**Dataset:**
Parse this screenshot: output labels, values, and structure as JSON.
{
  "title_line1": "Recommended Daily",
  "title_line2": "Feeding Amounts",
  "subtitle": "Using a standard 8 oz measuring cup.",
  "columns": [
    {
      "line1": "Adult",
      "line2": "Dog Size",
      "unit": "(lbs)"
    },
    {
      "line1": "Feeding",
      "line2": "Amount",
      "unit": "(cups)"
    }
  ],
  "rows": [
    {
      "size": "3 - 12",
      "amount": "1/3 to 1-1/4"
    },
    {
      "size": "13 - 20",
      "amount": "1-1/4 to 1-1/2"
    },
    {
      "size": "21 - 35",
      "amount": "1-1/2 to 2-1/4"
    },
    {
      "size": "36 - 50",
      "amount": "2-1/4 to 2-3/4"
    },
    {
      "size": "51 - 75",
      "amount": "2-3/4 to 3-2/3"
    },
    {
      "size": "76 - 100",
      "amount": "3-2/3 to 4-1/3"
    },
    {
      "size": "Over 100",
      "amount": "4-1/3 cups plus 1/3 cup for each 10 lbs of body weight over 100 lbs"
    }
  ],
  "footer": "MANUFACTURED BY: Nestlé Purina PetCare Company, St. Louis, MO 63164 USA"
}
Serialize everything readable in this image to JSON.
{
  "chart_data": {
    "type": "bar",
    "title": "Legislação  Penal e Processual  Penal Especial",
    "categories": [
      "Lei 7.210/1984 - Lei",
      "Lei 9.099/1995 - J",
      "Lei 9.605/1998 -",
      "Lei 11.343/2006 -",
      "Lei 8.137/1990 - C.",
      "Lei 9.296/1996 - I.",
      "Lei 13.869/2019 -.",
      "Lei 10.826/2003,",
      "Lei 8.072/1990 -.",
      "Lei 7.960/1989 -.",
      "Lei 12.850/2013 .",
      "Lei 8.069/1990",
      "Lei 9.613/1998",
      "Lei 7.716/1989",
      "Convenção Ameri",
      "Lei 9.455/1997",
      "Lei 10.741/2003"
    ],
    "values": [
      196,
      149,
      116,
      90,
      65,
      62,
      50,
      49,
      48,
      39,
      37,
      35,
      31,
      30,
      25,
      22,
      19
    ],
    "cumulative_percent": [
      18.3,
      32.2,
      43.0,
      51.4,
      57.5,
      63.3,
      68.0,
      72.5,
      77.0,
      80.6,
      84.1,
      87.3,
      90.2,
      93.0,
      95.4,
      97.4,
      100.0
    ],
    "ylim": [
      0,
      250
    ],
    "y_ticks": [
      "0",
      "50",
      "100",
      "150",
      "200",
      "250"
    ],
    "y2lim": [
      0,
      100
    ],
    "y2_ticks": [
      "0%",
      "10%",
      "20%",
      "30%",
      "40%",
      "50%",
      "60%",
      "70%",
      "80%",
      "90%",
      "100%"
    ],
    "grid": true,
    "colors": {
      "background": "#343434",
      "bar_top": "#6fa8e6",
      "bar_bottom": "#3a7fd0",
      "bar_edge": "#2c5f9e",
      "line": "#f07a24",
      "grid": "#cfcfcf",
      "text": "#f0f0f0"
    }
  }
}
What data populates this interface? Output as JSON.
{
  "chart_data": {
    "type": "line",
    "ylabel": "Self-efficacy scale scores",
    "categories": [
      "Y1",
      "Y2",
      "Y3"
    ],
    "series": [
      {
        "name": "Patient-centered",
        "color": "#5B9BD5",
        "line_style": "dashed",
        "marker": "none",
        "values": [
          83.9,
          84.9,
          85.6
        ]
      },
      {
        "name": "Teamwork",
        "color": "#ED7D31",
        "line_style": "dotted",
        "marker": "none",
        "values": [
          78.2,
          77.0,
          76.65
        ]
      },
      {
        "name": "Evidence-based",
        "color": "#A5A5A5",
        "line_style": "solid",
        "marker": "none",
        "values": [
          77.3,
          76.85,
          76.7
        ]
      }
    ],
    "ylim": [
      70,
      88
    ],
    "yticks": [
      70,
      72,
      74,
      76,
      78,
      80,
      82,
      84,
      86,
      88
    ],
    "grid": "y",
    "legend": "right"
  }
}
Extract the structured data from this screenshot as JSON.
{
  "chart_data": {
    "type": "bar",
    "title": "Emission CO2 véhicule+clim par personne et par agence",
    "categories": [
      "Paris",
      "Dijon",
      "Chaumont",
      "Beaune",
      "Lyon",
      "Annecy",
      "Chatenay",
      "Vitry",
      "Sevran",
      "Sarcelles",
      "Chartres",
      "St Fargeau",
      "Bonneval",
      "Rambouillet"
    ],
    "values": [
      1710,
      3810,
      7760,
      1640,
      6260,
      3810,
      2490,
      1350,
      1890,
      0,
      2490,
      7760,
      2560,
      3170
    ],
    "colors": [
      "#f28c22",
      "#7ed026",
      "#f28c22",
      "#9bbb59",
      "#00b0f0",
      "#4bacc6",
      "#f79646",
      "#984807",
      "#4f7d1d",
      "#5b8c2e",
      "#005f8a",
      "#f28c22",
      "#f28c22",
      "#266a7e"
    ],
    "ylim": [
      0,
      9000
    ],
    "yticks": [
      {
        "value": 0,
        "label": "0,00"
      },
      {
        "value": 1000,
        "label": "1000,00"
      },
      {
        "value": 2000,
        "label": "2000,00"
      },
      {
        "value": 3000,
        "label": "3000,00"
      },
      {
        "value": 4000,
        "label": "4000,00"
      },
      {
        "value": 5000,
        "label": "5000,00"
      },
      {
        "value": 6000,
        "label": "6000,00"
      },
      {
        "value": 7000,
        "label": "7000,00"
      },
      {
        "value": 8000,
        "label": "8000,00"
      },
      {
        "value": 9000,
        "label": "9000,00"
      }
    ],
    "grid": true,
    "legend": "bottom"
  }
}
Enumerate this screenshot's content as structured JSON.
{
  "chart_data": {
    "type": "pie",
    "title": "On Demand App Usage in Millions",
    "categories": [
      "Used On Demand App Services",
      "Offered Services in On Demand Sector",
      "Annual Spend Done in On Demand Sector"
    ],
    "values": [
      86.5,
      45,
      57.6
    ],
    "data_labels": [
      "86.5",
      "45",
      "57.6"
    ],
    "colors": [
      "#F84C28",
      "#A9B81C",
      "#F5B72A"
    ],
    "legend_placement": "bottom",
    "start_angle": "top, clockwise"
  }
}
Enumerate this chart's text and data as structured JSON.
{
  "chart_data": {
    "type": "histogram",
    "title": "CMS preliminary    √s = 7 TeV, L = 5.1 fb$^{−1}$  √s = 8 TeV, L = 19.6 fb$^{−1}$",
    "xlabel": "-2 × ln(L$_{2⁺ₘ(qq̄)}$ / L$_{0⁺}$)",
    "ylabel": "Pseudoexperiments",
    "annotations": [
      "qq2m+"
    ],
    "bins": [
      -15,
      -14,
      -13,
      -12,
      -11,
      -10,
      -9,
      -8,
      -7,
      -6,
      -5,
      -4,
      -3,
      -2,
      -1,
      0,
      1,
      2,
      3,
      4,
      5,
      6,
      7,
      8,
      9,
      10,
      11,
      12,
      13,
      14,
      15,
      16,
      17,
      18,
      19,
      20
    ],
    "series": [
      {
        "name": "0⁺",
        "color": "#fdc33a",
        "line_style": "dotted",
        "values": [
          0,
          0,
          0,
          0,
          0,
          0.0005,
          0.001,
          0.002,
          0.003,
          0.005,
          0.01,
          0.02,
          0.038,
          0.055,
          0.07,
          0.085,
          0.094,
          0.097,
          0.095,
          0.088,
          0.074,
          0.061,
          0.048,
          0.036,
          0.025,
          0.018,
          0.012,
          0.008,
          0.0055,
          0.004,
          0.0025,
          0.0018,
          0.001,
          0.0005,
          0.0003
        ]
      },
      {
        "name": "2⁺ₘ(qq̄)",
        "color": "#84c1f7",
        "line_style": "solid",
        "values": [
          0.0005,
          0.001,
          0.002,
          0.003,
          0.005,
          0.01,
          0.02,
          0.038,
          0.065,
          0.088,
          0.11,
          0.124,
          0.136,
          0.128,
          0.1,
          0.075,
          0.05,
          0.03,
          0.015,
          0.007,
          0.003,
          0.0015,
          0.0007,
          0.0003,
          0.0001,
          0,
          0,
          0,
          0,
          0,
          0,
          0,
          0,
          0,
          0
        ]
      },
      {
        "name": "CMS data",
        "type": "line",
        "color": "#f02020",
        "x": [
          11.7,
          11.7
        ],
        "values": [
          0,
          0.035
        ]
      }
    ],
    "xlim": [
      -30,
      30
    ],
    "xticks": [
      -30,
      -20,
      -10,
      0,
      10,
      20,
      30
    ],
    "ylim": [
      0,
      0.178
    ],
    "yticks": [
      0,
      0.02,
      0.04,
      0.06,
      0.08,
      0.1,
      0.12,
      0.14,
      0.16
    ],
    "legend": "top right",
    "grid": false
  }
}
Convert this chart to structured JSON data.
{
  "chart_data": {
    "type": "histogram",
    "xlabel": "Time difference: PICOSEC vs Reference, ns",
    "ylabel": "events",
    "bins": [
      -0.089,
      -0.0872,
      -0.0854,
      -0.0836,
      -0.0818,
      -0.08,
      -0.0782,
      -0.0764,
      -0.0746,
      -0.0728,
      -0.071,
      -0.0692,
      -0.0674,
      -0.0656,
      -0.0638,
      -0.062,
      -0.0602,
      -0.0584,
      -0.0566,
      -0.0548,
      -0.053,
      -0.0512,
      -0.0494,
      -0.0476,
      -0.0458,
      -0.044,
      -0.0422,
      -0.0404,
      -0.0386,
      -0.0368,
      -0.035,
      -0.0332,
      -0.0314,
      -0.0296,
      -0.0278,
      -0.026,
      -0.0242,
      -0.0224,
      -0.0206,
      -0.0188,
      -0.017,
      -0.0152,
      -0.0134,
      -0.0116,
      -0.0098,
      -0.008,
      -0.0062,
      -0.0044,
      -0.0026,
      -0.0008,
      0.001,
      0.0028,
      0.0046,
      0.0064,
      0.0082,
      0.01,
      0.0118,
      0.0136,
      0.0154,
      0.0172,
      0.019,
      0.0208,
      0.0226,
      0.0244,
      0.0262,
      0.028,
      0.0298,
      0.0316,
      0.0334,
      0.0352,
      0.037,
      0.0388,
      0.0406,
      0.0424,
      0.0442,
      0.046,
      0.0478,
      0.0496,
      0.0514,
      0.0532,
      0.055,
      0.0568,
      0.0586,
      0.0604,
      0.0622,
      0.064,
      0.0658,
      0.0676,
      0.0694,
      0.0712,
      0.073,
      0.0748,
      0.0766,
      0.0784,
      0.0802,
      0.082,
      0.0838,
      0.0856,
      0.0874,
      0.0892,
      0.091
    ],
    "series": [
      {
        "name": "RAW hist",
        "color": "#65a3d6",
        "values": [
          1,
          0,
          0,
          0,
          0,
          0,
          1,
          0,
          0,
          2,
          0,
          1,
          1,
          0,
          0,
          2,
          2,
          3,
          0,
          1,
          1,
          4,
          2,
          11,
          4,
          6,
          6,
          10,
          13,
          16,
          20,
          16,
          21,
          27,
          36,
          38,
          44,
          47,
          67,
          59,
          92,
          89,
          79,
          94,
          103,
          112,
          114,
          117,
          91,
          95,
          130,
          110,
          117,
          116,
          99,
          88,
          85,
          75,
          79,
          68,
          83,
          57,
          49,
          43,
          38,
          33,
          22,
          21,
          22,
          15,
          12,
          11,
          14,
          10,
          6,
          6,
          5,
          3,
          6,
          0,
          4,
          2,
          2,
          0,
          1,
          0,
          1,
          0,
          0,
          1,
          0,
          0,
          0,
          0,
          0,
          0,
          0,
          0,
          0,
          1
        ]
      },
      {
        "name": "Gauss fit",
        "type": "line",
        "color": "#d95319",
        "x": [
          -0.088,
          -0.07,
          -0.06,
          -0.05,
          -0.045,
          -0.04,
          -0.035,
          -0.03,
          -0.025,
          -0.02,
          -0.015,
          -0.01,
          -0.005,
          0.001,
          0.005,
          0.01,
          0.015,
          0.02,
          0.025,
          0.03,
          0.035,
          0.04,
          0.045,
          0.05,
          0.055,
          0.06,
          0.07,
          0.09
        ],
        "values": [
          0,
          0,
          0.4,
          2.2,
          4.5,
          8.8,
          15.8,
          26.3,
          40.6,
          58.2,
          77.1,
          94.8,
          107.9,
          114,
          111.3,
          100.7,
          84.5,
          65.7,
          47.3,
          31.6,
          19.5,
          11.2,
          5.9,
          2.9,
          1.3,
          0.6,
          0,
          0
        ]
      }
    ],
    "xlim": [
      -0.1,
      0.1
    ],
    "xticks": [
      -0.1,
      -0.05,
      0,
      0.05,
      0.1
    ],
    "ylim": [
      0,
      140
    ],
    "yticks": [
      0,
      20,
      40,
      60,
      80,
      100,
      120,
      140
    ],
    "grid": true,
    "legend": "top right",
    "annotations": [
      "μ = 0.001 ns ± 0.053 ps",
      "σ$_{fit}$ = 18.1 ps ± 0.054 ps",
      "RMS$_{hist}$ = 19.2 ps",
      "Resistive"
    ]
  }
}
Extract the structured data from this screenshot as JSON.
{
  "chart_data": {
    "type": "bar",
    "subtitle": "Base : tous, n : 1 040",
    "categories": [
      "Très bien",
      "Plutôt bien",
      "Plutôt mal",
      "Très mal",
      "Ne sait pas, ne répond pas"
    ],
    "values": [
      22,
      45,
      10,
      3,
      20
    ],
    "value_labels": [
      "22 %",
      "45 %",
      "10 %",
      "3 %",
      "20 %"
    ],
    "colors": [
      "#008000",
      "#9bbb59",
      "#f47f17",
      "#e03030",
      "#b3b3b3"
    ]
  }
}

**What is being asked:** Find each line with the string "name" and copy it out.

**Correct response:**
        "name": "Patient-centered",
        "name": "Teamwork",
        "name": "Evidence-based",
        "name": "0⁺",
        "name": "2⁺ₘ(qq̄)",
        "name": "CMS data",
        "name": "RAW hist",
        "name": "Gauss fit",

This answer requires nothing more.